*PROBLEM DESCRIPTION*.
In your copy, repeat the records exactly and leave out the pictures.

*EXERCISE DATA*.
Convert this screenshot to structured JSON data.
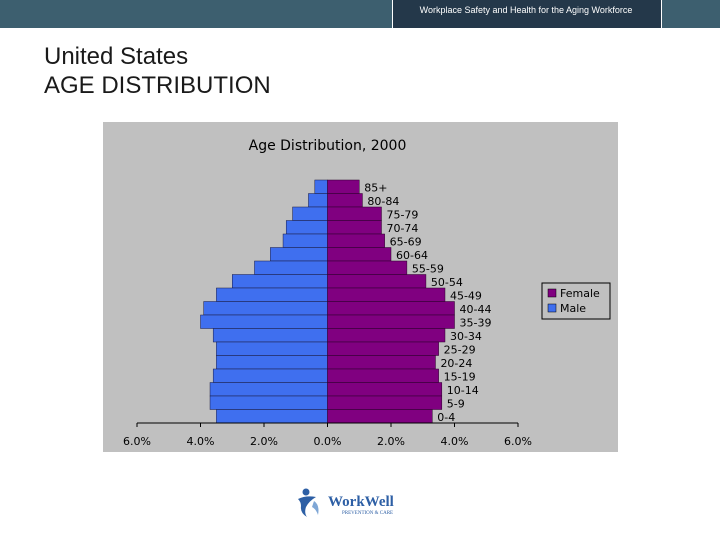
{
  "header": {
    "text": "Workplace Safety and Health for the Aging Workforce"
  },
  "slide": {
    "title_line1": "United States",
    "title_line2": "AGE DISTRIBUTION"
  },
  "logo": {
    "text_main": "WorkWell",
    "text_sub": "PREVENTION & CARE"
  },
  "colors": {
    "female": "#800080",
    "male": "#3f6fef",
    "header_bg": "#3d5f6f",
    "header_dark": "#24384a",
    "chart_bg": "#c0c0c0"
  },
  "chart_data": {
    "type": "bar",
    "title": "Age Distribution, 2000",
    "orientation": "horizontal",
    "layout": "population-pyramid",
    "categories": [
      "85+",
      "80-84",
      "75-79",
      "70-74",
      "65-69",
      "60-64",
      "55-59",
      "50-54",
      "45-49",
      "40-44",
      "35-39",
      "30-34",
      "25-29",
      "20-24",
      "15-19",
      "10-14",
      "5-9",
      "0-4"
    ],
    "series": [
      {
        "name": "Female",
        "side": "right",
        "values": [
          1.0,
          1.1,
          1.7,
          1.7,
          1.8,
          2.0,
          2.5,
          3.1,
          3.7,
          4.0,
          4.0,
          3.7,
          3.5,
          3.4,
          3.5,
          3.6,
          3.6,
          3.3
        ]
      },
      {
        "name": "Male",
        "side": "left",
        "values": [
          0.4,
          0.6,
          1.1,
          1.3,
          1.4,
          1.8,
          2.3,
          3.0,
          3.5,
          3.9,
          4.0,
          3.6,
          3.5,
          3.5,
          3.6,
          3.7,
          3.7,
          3.5
        ]
      }
    ],
    "xlim": [
      -6,
      6
    ],
    "x_ticks": [
      "6.0%",
      "4.0%",
      "2.0%",
      "0.0%",
      "2.0%",
      "4.0%",
      "6.0%"
    ],
    "grid": false,
    "legend": "right"
  }
}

*OUTPUT FOR THIS TASK*.
Convert this screenshot to structured JSON data.
{
  "header": {
    "text": "Workplace Safety and Health for the Aging Workforce"
  },
  "slide": {
    "title_line1": "United States",
    "title_line2": "AGE DISTRIBUTION"
  },
  "logo": {
    "text_main": "WorkWell",
    "text_sub": "PREVENTION & CARE"
  },
  "colors": {
    "female": "#800080",
    "male": "#3f6fef",
    "header_bg": "#3d5f6f",
    "header_dark": "#24384a",
    "chart_bg": "#c0c0c0"
  },
  "chart_data": {
    "type": "bar",
    "title": "Age Distribution, 2000",
    "orientation": "horizontal",
    "layout": "population-pyramid",
    "categories": [
      "85+",
      "80-84",
      "75-79",
      "70-74",
      "65-69",
      "60-64",
      "55-59",
      "50-54",
      "45-49",
      "40-44",
      "35-39",
      "30-34",
      "25-29",
      "20-24",
      "15-19",
      "10-14",
      "5-9",
      "0-4"
    ],
    "series": [
      {
        "name": "Female",
        "side": "right",
        "values": [
          1.0,
          1.1,
          1.7,
          1.7,
          1.8,
          2.0,
          2.5,
          3.1,
          3.7,
          4.0,
          4.0,
          3.7,
          3.5,
          3.4,
          3.5,
          3.6,
          3.6,
          3.3
        ]
      },
      {
        "name": "Male",
        "side": "left",
        "values": [
          0.4,
          0.6,
          1.1,
          1.3,
          1.4,
          1.8,
          2.3,
          3.0,
          3.5,
          3.9,
          4.0,
          3.6,
          3.5,
          3.5,
          3.6,
          3.7,
          3.7,
          3.5
        ]
      }
    ],
    "xlim": [
      -6,
      6
    ],
    "x_ticks": [
      "6.0%",
      "4.0%",
      "2.0%",
      "0.0%",
      "2.0%",
      "4.0%",
      "6.0%"
    ],
    "grid": false,
    "legend": "right"
  }
}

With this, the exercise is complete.